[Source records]
▬▬▬▬▬▬▬▬▬▬
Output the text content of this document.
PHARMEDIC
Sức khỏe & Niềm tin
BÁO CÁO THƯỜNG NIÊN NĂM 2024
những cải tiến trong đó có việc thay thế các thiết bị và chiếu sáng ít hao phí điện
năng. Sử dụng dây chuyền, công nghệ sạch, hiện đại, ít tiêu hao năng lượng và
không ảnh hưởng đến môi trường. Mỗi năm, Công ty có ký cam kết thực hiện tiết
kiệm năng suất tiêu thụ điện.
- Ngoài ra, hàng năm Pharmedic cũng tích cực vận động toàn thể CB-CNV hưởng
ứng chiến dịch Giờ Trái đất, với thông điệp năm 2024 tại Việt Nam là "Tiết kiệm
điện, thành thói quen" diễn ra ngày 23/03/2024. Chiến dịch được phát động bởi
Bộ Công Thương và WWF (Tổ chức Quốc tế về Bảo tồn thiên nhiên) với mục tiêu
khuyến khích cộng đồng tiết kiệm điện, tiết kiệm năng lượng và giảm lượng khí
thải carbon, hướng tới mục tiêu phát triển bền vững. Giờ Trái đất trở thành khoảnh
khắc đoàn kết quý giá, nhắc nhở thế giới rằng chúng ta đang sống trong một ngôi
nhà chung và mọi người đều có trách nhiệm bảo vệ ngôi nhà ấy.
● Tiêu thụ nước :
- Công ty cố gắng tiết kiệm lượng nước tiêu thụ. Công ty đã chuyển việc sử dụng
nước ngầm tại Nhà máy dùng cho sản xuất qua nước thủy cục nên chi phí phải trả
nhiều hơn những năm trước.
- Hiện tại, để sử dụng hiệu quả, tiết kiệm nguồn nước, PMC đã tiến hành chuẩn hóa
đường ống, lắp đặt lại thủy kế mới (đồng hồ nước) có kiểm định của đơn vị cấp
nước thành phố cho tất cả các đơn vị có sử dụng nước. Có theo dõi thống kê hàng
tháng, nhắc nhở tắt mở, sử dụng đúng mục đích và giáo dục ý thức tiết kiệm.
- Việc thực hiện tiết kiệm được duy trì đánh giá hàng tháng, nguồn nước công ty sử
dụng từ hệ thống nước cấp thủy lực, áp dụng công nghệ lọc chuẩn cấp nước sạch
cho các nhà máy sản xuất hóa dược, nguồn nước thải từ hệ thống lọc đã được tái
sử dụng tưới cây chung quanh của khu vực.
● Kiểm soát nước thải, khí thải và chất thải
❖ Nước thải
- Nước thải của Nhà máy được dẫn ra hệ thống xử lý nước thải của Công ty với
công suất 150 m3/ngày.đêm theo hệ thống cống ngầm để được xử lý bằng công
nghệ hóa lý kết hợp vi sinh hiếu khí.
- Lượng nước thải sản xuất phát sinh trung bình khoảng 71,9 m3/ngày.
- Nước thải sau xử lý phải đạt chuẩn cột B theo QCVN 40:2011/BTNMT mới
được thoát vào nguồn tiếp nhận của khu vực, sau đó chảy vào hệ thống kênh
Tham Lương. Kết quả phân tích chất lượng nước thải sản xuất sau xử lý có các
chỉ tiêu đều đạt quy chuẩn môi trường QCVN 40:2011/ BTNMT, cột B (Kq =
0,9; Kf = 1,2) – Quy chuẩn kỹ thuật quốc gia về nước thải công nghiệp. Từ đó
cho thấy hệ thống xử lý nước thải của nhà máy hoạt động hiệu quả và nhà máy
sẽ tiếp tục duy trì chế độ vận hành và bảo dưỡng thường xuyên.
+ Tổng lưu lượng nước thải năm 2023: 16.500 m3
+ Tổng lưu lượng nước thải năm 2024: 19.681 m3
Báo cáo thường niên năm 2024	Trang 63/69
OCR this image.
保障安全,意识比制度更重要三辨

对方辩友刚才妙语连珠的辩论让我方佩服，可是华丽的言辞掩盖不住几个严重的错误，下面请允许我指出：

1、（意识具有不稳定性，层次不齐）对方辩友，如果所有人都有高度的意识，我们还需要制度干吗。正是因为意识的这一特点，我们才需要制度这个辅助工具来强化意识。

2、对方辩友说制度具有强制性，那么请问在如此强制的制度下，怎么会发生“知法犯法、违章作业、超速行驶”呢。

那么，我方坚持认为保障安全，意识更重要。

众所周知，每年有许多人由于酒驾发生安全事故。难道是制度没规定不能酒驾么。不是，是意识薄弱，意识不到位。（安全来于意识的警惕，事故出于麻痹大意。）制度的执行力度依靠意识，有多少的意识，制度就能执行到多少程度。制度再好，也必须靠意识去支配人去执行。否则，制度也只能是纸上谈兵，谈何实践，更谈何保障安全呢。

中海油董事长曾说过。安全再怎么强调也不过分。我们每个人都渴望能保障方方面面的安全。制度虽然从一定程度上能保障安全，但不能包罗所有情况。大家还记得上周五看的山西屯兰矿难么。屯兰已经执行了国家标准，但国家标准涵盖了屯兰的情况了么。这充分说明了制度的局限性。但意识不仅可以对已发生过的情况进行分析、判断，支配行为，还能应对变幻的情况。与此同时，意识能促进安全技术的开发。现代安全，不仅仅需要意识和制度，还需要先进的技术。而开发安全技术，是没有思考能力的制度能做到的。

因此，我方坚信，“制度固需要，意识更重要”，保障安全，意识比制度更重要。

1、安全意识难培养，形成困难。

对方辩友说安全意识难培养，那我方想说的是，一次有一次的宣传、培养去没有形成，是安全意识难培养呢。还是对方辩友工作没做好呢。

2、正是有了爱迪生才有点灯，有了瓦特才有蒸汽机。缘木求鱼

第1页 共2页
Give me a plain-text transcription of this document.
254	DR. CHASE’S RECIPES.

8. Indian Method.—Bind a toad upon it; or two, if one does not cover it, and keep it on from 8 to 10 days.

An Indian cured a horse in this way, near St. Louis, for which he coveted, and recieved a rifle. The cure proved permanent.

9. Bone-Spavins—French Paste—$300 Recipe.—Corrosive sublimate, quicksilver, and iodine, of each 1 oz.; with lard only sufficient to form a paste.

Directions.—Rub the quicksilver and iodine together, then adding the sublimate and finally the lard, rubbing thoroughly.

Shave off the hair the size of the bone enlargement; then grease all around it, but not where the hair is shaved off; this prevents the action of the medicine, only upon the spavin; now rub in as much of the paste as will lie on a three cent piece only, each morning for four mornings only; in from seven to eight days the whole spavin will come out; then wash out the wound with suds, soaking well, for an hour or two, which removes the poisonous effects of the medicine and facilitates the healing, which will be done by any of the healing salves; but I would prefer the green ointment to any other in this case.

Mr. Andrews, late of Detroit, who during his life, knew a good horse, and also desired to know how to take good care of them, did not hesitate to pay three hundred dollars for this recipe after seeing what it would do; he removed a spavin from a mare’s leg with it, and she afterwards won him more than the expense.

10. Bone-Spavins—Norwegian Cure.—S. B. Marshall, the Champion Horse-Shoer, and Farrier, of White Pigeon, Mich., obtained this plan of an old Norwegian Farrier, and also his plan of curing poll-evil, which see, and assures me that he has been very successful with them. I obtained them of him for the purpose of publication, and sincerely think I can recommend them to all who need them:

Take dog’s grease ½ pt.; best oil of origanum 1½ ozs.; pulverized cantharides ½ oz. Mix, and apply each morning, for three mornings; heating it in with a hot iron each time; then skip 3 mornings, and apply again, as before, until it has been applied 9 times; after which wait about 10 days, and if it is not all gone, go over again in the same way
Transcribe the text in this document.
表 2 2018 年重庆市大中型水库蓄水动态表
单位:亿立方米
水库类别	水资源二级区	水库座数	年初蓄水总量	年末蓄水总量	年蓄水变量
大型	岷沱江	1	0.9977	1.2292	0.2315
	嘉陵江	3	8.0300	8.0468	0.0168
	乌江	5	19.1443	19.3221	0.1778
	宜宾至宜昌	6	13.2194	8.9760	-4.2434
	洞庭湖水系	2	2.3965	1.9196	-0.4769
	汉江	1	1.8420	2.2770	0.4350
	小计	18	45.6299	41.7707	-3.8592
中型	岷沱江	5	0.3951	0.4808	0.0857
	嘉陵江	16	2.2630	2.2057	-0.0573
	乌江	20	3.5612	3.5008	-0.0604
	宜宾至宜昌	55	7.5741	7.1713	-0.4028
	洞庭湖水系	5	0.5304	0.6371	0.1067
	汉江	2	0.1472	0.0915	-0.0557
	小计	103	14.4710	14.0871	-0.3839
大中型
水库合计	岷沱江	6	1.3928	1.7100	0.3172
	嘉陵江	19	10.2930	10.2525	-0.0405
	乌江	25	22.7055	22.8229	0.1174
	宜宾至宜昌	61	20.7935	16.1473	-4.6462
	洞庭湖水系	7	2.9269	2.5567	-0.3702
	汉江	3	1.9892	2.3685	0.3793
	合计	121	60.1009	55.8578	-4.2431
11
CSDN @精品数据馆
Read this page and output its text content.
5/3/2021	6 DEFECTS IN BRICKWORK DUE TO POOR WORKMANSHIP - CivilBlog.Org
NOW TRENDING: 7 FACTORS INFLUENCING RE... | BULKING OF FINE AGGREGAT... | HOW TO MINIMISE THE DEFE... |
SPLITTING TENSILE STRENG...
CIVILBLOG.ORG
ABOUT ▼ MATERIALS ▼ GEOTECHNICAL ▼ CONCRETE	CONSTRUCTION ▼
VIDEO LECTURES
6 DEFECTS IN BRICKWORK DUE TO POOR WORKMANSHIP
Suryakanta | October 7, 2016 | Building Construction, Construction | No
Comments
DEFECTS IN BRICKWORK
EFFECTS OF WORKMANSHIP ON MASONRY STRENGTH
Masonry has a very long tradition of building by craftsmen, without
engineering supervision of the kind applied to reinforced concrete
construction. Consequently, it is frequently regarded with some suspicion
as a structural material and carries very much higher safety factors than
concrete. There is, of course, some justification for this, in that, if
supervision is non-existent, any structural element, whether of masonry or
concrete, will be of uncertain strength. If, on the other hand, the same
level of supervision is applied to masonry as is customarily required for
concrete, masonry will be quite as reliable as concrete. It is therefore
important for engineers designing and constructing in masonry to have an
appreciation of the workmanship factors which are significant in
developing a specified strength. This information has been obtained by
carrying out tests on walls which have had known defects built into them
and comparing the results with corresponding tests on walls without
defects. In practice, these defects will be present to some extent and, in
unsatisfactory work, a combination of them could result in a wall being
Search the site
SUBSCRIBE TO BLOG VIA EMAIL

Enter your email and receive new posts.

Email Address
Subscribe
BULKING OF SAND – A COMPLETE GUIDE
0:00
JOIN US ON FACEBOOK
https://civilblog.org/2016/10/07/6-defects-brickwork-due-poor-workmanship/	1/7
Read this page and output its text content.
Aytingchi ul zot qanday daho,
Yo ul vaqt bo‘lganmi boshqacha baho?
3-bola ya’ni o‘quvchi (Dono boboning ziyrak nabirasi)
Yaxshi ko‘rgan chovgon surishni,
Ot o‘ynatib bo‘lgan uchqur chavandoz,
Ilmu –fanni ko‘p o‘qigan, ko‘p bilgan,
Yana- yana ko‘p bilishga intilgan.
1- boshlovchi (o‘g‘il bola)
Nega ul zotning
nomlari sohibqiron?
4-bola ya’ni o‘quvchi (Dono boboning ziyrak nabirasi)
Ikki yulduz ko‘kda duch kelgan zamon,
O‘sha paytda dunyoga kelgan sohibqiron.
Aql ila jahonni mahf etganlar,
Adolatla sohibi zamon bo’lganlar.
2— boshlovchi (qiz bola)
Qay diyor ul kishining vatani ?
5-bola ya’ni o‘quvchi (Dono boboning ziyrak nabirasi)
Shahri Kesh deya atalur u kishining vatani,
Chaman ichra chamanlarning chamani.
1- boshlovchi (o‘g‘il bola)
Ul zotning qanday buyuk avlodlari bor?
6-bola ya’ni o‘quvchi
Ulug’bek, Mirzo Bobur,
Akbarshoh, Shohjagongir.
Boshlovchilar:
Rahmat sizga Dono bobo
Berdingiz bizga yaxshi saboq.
▬▬▬▬▬▬▬▬▬▬
**Objective:**
In the lines above, find each one with "Tổng" and list it.

**Answer in full:**
+ Tổng lưu lượng nước thải năm 2023: 16.500 m3
+ Tổng lưu lượng nước thải năm 2024: 19.681 m3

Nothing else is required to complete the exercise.